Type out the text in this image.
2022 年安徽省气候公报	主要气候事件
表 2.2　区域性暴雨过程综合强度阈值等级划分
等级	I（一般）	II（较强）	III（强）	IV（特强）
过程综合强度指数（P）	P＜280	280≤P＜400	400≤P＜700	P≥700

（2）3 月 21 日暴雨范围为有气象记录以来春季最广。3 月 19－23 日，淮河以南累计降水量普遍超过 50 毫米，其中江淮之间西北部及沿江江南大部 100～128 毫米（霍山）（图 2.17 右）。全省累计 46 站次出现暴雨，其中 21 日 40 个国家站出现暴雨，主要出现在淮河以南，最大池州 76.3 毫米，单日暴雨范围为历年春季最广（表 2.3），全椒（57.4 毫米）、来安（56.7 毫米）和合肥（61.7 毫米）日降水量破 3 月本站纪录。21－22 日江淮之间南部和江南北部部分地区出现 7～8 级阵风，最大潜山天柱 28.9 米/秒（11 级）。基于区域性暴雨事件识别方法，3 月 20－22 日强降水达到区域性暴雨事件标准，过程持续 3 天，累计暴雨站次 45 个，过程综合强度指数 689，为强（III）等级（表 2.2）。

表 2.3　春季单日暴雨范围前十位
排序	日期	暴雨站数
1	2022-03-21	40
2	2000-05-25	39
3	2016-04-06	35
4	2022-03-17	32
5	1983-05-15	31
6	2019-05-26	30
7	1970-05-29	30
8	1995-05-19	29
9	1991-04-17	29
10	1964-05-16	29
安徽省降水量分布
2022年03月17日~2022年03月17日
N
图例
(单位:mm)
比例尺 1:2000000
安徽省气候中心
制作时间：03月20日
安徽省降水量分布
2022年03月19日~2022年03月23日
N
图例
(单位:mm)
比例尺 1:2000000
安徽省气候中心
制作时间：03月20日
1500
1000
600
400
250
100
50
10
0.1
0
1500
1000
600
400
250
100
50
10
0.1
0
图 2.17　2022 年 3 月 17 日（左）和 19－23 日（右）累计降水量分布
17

---

Print every record exactly as it was given.

Exercise result:
Type out the text in this image.
2022 年安徽省气候公报	主要气候事件
表 2.2　区域性暴雨过程综合强度阈值等级划分
等级	I（一般）	II（较强）	III（强）	IV（特强）
过程综合强度指数（P）	P＜280	280≤P＜400	400≤P＜700	P≥700

（2）3 月 21 日暴雨范围为有气象记录以来春季最广。3 月 19－23 日，淮河以南累计降水量普遍超过 50 毫米，其中江淮之间西北部及沿江江南大部 100～128 毫米（霍山）（图 2.17 右）。全省累计 46 站次出现暴雨，其中 21 日 40 个国家站出现暴雨，主要出现在淮河以南，最大池州 76.3 毫米，单日暴雨范围为历年春季最广（表 2.3），全椒（57.4 毫米）、来安（56.7 毫米）和合肥（61.7 毫米）日降水量破 3 月本站纪录。21－22 日江淮之间南部和江南北部部分地区出现 7～8 级阵风，最大潜山天柱 28.9 米/秒（11 级）。基于区域性暴雨事件识别方法，3 月 20－22 日强降水达到区域性暴雨事件标准，过程持续 3 天，累计暴雨站次 45 个，过程综合强度指数 689，为强（III）等级（表 2.2）。

表 2.3　春季单日暴雨范围前十位
排序	日期	暴雨站数
1	2022-03-21	40
2	2000-05-25	39
3	2016-04-06	35
4	2022-03-17	32
5	1983-05-15	31
6	2019-05-26	30
7	1970-05-29	30
8	1995-05-19	29
9	1991-04-17	29
10	1964-05-16	29
安徽省降水量分布
2022年03月17日~2022年03月17日
N
图例
(单位:mm)
比例尺 1:2000000
安徽省气候中心
制作时间：03月20日
安徽省降水量分布
2022年03月19日~2022年03月23日
N
图例
(单位:mm)
比例尺 1:2000000
安徽省气候中心
制作时间：03月20日
1500
1000
600
400
250
100
50
10
0.1
0
1500
1000
600
400
250
100
50
10
0.1
0
图 2.17　2022 年 3 月 17 日（左）和 19－23 日（右）累计降水量分布
17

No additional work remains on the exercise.